THE TASK: Copy the lines that follow, keeping every character the same.

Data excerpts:
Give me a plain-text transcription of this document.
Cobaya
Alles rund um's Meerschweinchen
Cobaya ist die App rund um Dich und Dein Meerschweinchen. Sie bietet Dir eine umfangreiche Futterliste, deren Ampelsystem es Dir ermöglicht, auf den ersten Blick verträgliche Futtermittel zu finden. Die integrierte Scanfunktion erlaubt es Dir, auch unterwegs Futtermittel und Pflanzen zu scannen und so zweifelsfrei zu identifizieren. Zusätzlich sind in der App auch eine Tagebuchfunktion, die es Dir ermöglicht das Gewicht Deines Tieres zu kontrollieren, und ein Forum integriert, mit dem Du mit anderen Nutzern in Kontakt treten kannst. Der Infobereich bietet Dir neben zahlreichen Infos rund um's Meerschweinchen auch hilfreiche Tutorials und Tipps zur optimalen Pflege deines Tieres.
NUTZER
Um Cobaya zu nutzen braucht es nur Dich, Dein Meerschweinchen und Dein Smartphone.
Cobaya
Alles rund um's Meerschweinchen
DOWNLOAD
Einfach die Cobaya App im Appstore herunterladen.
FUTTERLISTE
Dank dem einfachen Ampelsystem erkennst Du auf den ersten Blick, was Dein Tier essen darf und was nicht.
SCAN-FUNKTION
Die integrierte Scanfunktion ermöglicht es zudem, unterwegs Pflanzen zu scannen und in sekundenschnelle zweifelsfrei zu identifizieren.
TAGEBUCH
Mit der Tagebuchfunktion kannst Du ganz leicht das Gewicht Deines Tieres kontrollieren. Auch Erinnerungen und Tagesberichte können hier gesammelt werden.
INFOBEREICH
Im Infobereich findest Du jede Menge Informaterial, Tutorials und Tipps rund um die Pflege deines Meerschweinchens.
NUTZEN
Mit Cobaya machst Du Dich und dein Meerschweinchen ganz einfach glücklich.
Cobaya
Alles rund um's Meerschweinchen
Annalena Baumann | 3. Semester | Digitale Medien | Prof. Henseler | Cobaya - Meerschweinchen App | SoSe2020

REPLY:
Give me a plain-text transcription of this document.
Cobaya
Alles rund um's Meerschweinchen
Cobaya ist die App rund um Dich und Dein Meerschweinchen. Sie bietet Dir eine umfangreiche Futterliste, deren Ampelsystem es Dir ermöglicht, auf den ersten Blick verträgliche Futtermittel zu finden. Die integrierte Scanfunktion erlaubt es Dir, auch unterwegs Futtermittel und Pflanzen zu scannen und so zweifelsfrei zu identifizieren. Zusätzlich sind in der App auch eine Tagebuchfunktion, die es Dir ermöglicht das Gewicht Deines Tieres zu kontrollieren, und ein Forum integriert, mit dem Du mit anderen Nutzern in Kontakt treten kannst. Der Infobereich bietet Dir neben zahlreichen Infos rund um's Meerschweinchen auch hilfreiche Tutorials und Tipps zur optimalen Pflege deines Tieres.
NUTZER
Um Cobaya zu nutzen braucht es nur Dich, Dein Meerschweinchen und Dein Smartphone.
Cobaya
Alles rund um's Meerschweinchen
DOWNLOAD
Einfach die Cobaya App im Appstore herunterladen.
FUTTERLISTE
Dank dem einfachen Ampelsystem erkennst Du auf den ersten Blick, was Dein Tier essen darf und was nicht.
SCAN-FUNKTION
Die integrierte Scanfunktion ermöglicht es zudem, unterwegs Pflanzen zu scannen und in sekundenschnelle zweifelsfrei zu identifizieren.
TAGEBUCH
Mit der Tagebuchfunktion kannst Du ganz leicht das Gewicht Deines Tieres kontrollieren. Auch Erinnerungen und Tagesberichte können hier gesammelt werden.
INFOBEREICH
Im Infobereich findest Du jede Menge Informaterial, Tutorials und Tipps rund um die Pflege deines Meerschweinchens.
NUTZEN
Mit Cobaya machst Du Dich und dein Meerschweinchen ganz einfach glücklich.
Cobaya
Alles rund um's Meerschweinchen
Annalena Baumann | 3. Semester | Digitale Medien | Prof. Henseler | Cobaya - Meerschweinchen App | SoSe2020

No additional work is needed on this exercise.